■ Stated task:
Count every line below in which "such" occurs, then give only the count.

■ Data for this task:
[Begin]
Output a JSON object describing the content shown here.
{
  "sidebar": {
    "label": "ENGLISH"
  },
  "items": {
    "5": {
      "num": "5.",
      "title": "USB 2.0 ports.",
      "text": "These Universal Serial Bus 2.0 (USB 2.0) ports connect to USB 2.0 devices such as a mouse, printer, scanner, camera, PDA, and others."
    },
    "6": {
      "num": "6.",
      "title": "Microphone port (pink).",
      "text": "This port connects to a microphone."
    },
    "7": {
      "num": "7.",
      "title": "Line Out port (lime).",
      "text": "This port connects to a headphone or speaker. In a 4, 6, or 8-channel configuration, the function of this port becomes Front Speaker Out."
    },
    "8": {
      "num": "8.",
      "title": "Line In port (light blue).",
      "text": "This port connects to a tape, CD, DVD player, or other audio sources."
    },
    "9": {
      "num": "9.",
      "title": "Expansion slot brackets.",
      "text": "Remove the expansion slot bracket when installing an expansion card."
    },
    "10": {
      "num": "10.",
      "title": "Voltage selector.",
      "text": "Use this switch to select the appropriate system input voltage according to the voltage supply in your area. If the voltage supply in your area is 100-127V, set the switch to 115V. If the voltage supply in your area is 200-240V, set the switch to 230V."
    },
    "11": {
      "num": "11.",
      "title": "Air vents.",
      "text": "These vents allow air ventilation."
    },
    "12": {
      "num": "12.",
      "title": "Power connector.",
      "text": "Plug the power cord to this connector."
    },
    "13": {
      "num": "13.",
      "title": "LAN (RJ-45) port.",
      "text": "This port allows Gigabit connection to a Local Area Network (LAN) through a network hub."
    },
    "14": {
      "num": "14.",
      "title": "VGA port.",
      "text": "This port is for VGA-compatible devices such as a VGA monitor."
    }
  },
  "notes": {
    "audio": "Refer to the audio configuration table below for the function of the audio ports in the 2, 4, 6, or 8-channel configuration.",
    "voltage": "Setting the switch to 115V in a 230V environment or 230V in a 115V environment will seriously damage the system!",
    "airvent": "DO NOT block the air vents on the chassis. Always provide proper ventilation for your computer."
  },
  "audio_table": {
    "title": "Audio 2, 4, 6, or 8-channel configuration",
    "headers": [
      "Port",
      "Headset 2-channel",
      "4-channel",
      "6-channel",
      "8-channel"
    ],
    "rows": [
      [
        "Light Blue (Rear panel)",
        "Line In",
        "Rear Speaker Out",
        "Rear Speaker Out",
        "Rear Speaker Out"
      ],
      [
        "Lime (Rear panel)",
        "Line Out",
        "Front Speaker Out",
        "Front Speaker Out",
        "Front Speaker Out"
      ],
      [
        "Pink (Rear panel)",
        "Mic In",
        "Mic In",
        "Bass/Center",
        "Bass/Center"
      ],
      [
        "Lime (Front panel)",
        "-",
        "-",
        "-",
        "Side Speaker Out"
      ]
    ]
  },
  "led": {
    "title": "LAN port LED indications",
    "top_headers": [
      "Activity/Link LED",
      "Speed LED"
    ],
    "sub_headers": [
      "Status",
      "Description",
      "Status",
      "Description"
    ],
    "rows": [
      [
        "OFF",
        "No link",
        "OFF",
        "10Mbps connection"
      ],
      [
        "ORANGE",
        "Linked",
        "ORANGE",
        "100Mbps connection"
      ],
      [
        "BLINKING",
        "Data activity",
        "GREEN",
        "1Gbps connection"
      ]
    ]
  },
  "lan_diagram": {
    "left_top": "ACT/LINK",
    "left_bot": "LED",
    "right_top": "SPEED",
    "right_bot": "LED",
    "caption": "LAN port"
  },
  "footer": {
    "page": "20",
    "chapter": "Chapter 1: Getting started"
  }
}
[End]
■ Task result:
2